§ **OBJECTIVE 1**:
In the rows, turn everything from the line containing "col-action: 동작: [1254, 214, 1280, 230]" through the line containing "row-checkbox[interactable]: [304, 464, 324, 484]" into a JSON list of strings, with one string for each line and blank lines omitted.

§ **DOCUMENT EXTRACT**:
- - - - - - -

Time to kick cranky to the curb

I might be cranky. Wait here while I check.
I won’t be a minute. Pick up a magazine or pour yourself a coffee or cut the grass. Not my grass; I have retired from having a lawn.
Okay, I’m back. I’ve run a few tests and the results were somewhat conclusive: I am indeed cranky. So, at least we know what we are dealing with.
I didn’t see it coming. I left the door ajar last evening while I carried in a shelf I have been working on and aside of the 30 million mosquitoes that scurried in behind me, I suspect a dose of cranky crept in and hid under my bed.
It may have wrestled with me in the night because I had less than a stellar sleep and then when I swung my legs out of bed this morning, cranky leapt from under my bed and grabbed hold of my ankles and inched it way up my spine to occupy my brain, like a cranky sit-in.
At least that is what I have presumed happened. There is really no other logical explanation.
I have brushed my teeth and hair. I have shaken my head vigorously and I can’t dislodge cranky. It’s here with the rain and the damp and the bugs.
I started out making what was supposed to be a lovely batch of banana-walnut muffins for a dear friend who is learning to dance with grief and loss, a dance we are never quite prepared for.

- - - - - - -

§ **SUPPLIED MATERIAL**:

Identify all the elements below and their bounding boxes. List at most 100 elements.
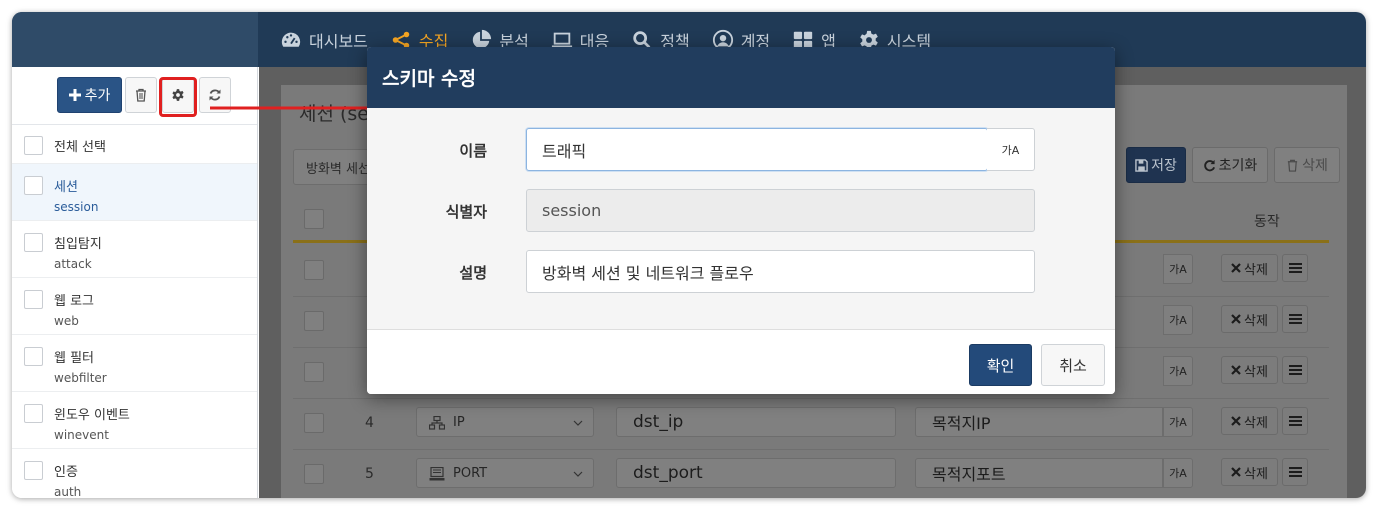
col-action: 동작: [1254, 214, 1280, 230]
item-label: 인증: [54, 465, 78, 480]
field-type-label: PORT: [453, 465, 488, 481]
reset-button[interactable]: 초기화: [1192, 147, 1268, 183]
description-label: 설명: [459, 264, 487, 282]
floppy-icon: [1135, 158, 1148, 172]
chevron-down-icon: [573, 420, 583, 426]
field-name-input[interactable]: dst_ip: [616, 407, 896, 437]
field-type-select[interactable]: IP: [416, 407, 594, 437]
select-all-row[interactable]: 전체 선택: [12, 125, 257, 164]
row-delete-button[interactable]: 삭제: [1221, 356, 1278, 384]
modal-title: 스키마 수정: [367, 47, 1115, 108]
row-delete-button[interactable]: 삭제: [1221, 305, 1278, 333]
schema-list: 전체 선택 세션 session 침입탐지 attack 웹 로그 web 웹 …: [12, 125, 257, 498]
row-checkbox[interactable]: [304, 464, 324, 484]
close-icon: [1231, 416, 1241, 426]
add-schema-button[interactable]: 추가: [57, 77, 122, 113]
item-code: auth: [54, 485, 82, 498]
save-button[interactable]: 저장: [1126, 147, 1186, 183]
row-delete-button[interactable]: 삭제: [1221, 254, 1278, 282]
table-row: 5 PORT dst_port 목적지포트 가A 삭제: [293, 450, 1329, 498]
field-name-input[interactable]: dst_port: [616, 458, 896, 488]
item-code: webfilter: [54, 371, 107, 385]
list-item[interactable]: 웹 로그 web: [12, 278, 257, 335]
modal-footer: 확인 취소: [367, 330, 1115, 394]
row-checkbox[interactable]: [304, 311, 324, 331]
nav-dashboard[interactable]: 대시보드: [280, 28, 368, 52]
korean-toggle-button[interactable]: 가A: [1163, 407, 1193, 437]
row-delete-label: 삭제: [1244, 364, 1268, 380]
item-checkbox[interactable]: [24, 176, 43, 195]
row-delete-button[interactable]: 삭제: [1221, 407, 1278, 435]
menu-icon: [1288, 263, 1302, 273]
nav-dashboard-label: 대시보드: [309, 31, 368, 51]
dashboard-icon: [281, 32, 301, 47]
item-checkbox[interactable]: [24, 233, 43, 252]
schema-sidebar: 추가 전체 선택 세션 session 침입탐지 attack 웹 로그 web…: [12, 67, 258, 498]
korean-toggle-button[interactable]: 가A: [1163, 254, 1193, 284]
item-checkbox[interactable]: [24, 404, 43, 423]
row-menu-button[interactable]: [1282, 458, 1308, 486]
list-item[interactable]: 침입탐지 attack: [12, 221, 257, 278]
header-checkbox[interactable]: [304, 209, 324, 229]
identifier-field: session: [526, 189, 1035, 232]
row-menu-button[interactable]: [1282, 305, 1308, 333]
list-item[interactable]: 인증 auth: [12, 449, 257, 498]
korean-toggle-button[interactable]: 가A: [1163, 305, 1193, 335]
identifier-label: 식별자: [445, 203, 487, 221]
row-menu-button[interactable]: [1282, 356, 1308, 384]
field-type-label: IP: [453, 414, 465, 430]
server-icon: [429, 467, 445, 481]
item-checkbox[interactable]: [24, 290, 43, 309]
reset-label: 초기화: [1218, 158, 1258, 174]
row-checkbox[interactable]: [304, 260, 324, 280]
edit-schema-modal: 스키마 수정 이름 트래픽 가A 식별자 session 설명 방화벽 세션 및…: [367, 47, 1115, 394]
item-code: attack: [54, 257, 92, 271]
close-icon: [1231, 365, 1241, 375]
item-checkbox[interactable]: [24, 347, 43, 366]
list-item[interactable]: 웹 필터 webfilter: [12, 335, 257, 392]
row-checkbox[interactable]: [304, 413, 324, 433]
item-label: 웹 로그: [54, 294, 95, 309]
item-label: 윈도우 이벤트: [54, 408, 130, 423]
select-all-label: 전체 선택: [54, 140, 106, 155]
delete-button[interactable]: 삭제: [1274, 147, 1340, 183]
menu-icon: [1288, 416, 1302, 426]
confirm-button[interactable]: 확인: [969, 344, 1032, 386]
row-menu-button[interactable]: [1282, 254, 1308, 282]
row-delete-label: 삭제: [1244, 415, 1268, 431]
item-code: web: [54, 314, 79, 328]
item-checkbox[interactable]: [24, 461, 43, 480]
delete-schema-button[interactable]: [125, 77, 157, 113]
field-desc-input[interactable]: 목적지IP: [915, 407, 1163, 437]
list-item[interactable]: 세션 session: [12, 164, 257, 221]
list-item[interactable]: 윈도우 이벤트 winevent: [12, 392, 257, 449]
korean-toggle-button[interactable]: 가A: [1163, 458, 1193, 488]
menu-icon: [1288, 314, 1302, 324]
korean-toggle-button[interactable]: 가A: [987, 128, 1035, 171]
delete-label: 삭제: [1302, 158, 1328, 174]
item-label: 세션: [54, 180, 78, 195]
row-menu-button[interactable]: [1282, 407, 1308, 435]
refresh-icon: [1203, 159, 1215, 171]
row-delete-button[interactable]: 삭제: [1221, 458, 1278, 486]
item-label: 웹 필터: [54, 351, 95, 366]
trash-icon: [136, 88, 146, 102]
network-icon: [429, 416, 445, 430]
select-all-checkbox[interactable]: [24, 136, 43, 155]
korean-toggle-button[interactable]: 가A: [1163, 356, 1193, 386]
plus-icon: [68, 89, 81, 101]
description-input[interactable]: 방화벽 세션 및 네트워크 플로우: [526, 250, 1035, 293]
cancel-button[interactable]: 취소: [1041, 344, 1105, 386]
field-desc-input[interactable]: 목적지포트: [915, 458, 1163, 488]
name-input[interactable]: 트래픽: [526, 128, 988, 171]
row-number: 4: [365, 415, 374, 431]
row-delete-label: 삭제: [1244, 313, 1268, 329]
close-icon: [1231, 314, 1241, 324]
field-type-select[interactable]: PORT: [416, 458, 594, 488]
menu-icon: [1288, 365, 1302, 375]
row-checkbox[interactable]: [304, 362, 324, 382]
menu-icon: [1288, 467, 1302, 477]
close-icon: [1231, 263, 1241, 273]
chevron-down-icon: [573, 471, 583, 477]
save-label: 저장: [1151, 158, 1177, 174]
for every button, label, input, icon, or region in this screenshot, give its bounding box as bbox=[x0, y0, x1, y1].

- - - - - - -

§ **OBJECTIVE 2**:
Continue the essay on feeling cranky from where it stops.

§ **EXPECTED OUTPUT 1**:
[
  "col-action: 동작: [1254, 214, 1280, 230]",
  "item-label: 인증: [54, 465, 78, 480]",
  "field-type-label: PORT: [453, 465, 488, 481]",
  "reset-button[interactable]: 초기화: [1192, 147, 1268, 183]",
  "description-label: 설명: [459, 264, 487, 282]",
  "floppy-icon: [1135, 158, 1148, 172]",
  "chevron-down-icon: [573, 420, 583, 426]",
  "field-name-input[interactable]: dst_ip: [616, 407, 896, 437]",
  "field-type-select[interactable]: IP: [416, 407, 594, 437]",
  "select-all-row[interactable]: 전체 선택: [12, 125, 257, 164]",
  "row-delete-button[interactable]: 삭제: [1221, 356, 1278, 384]",
  "modal-title: 스키마 수정: [367, 47, 1115, 108]",
  "row-delete-button[interactable]: 삭제: [1221, 305, 1278, 333]",
  "schema-list: 전체 선택 세션 session 침입탐지 attack 웹 로그 web 웹 …: [12, 125, 257, 498]",
  "row-checkbox[interactable]: [304, 464, 324, 484]"
]

§ **EXPECTED OUTPUT 2**:
In my not-paying-attention mode I forgot to include the sugar in my dry ingredients and as a result the muffins lack a certain acceptable flavor when one is delivering them to provide cheer and comfort.
I can slather them in blackberry jelly for my own use, but . . . I am not exactly sure which came first though, lack of sugar or cranky, because I would like to blame cranky for the missing sweetener instead of myself, but that may not be a fair charge.
Whatever the reason, I am cranky and I’m not a fan of cranky. It interferes with my motion and productivity.
It is hard to shake off a cranky when it is raining.
It’s not impossible, but more of a challenge when the sky is heavy and dark and when the rain is relentless.
It’s hard to imagine forest fires anywhere when it is so very soggy here.
Cranky is like an acquaintance who pushes into your house when the door is opened under the guise of friendship, wanting to complain about everything and whose posture blocks out the sunshine and takes more of their share of the oxygen in the room.
Cranky is invisible and hard to pin down, but I think the solution is to call it by name and motion to it to come close.
Start up a conversation with cranky. “Come here often?” is said to be a good ice-breaker, though I have never thought of a suitable response to said query.
Invite cranky into a slow dance that gathers tempo and then while spinning cranky around, open the door and fling it outside, thanking it with robust sarcastic insincerity for dropping by, while confirming you are much too busy today for the likes of it.
Au revoir, Cranky. Namaste. Adios. Auf wiedersehen. Arrivederci. Nakemiin, which I can’t even begin to pronounce but it is Finnish and I have an obligation to my dear Finlander friend.
I shall use any and all other translations of goodbye that I can think of and now I shall get on with my day.
I think I might hum or pretend I can tap-dance or . . .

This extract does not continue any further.